What to do: Copy every line of the items below word for word, in the same order.

Given information:
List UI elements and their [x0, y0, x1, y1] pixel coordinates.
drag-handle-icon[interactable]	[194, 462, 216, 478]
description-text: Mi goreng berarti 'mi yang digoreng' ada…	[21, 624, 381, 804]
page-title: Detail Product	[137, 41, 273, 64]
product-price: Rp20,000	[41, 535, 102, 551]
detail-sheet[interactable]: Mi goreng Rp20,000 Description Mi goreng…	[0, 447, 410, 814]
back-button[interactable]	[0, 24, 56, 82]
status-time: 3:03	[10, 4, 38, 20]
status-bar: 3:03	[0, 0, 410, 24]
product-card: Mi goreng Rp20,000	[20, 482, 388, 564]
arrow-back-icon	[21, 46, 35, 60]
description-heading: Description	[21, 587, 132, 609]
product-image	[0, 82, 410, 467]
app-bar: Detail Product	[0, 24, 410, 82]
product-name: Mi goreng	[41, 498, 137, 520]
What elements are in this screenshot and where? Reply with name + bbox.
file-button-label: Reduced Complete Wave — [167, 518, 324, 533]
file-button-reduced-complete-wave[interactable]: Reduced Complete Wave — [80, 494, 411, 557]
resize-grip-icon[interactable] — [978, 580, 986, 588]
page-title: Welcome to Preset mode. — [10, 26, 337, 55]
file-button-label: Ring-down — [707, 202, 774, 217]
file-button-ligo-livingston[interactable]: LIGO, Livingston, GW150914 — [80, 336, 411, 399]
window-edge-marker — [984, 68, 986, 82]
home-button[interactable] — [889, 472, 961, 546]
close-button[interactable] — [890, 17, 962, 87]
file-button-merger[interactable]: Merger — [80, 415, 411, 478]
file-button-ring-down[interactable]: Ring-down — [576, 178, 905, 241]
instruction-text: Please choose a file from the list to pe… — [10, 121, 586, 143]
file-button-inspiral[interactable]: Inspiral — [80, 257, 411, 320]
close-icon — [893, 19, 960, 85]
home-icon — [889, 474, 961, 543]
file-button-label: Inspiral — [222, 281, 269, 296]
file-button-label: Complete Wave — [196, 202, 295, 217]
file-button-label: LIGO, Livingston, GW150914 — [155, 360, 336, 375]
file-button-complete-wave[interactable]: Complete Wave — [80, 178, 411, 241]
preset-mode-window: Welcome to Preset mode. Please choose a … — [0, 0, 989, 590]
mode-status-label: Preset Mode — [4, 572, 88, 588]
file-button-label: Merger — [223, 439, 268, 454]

Task result:
List UI elements and their [x0, y0, x1, y1] pixel coordinates.
drag-handle-icon[interactable]	[194, 462, 216, 478]
description-text: Mi goreng berarti 'mi yang digoreng' ada…	[21, 624, 381, 804]
page-title: Detail Product	[137, 41, 273, 64]
product-price: Rp20,000	[41, 535, 102, 551]
detail-sheet[interactable]: Mi goreng Rp20,000 Description Mi goreng…	[0, 447, 410, 814]
back-button[interactable]	[0, 24, 56, 82]
status-time: 3:03	[10, 4, 38, 20]
status-bar: 3:03	[0, 0, 410, 24]
product-card: Mi goreng Rp20,000	[20, 482, 388, 564]
arrow-back-icon	[21, 46, 35, 60]
description-heading: Description	[21, 587, 132, 609]
product-image	[0, 82, 410, 467]
app-bar: Detail Product	[0, 24, 410, 82]
product-name: Mi goreng	[41, 498, 137, 520]
What elements are in this screenshot and where? Reply with name + bbox.
file-button-label: Reduced Complete Wave — [167, 518, 324, 533]
file-button-reduced-complete-wave[interactable]: Reduced Complete Wave — [80, 494, 411, 557]
resize-grip-icon[interactable] — [978, 580, 986, 588]
page-title: Welcome to Preset mode. — [10, 26, 337, 55]
file-button-label: Ring-down — [707, 202, 774, 217]
file-button-ligo-livingston[interactable]: LIGO, Livingston, GW150914 — [80, 336, 411, 399]
window-edge-marker — [984, 68, 986, 82]
home-button[interactable] — [889, 472, 961, 546]
close-button[interactable] — [890, 17, 962, 87]
file-button-merger[interactable]: Merger — [80, 415, 411, 478]
file-button-ring-down[interactable]: Ring-down — [576, 178, 905, 241]
instruction-text: Please choose a file from the list to pe… — [10, 121, 586, 143]
file-button-inspiral[interactable]: Inspiral — [80, 257, 411, 320]
close-icon — [893, 19, 960, 85]
home-icon — [889, 474, 961, 543]
file-button-label: Inspiral — [222, 281, 269, 296]
file-button-label: Complete Wave — [196, 202, 295, 217]
file-button-label: LIGO, Livingston, GW150914 — [155, 360, 336, 375]
file-button-complete-wave[interactable]: Complete Wave — [80, 178, 411, 241]
preset-mode-window: Welcome to Preset mode. Please choose a … — [0, 0, 989, 590]
mode-status-label: Preset Mode — [4, 572, 88, 588]
file-button-label: Merger — [223, 439, 268, 454]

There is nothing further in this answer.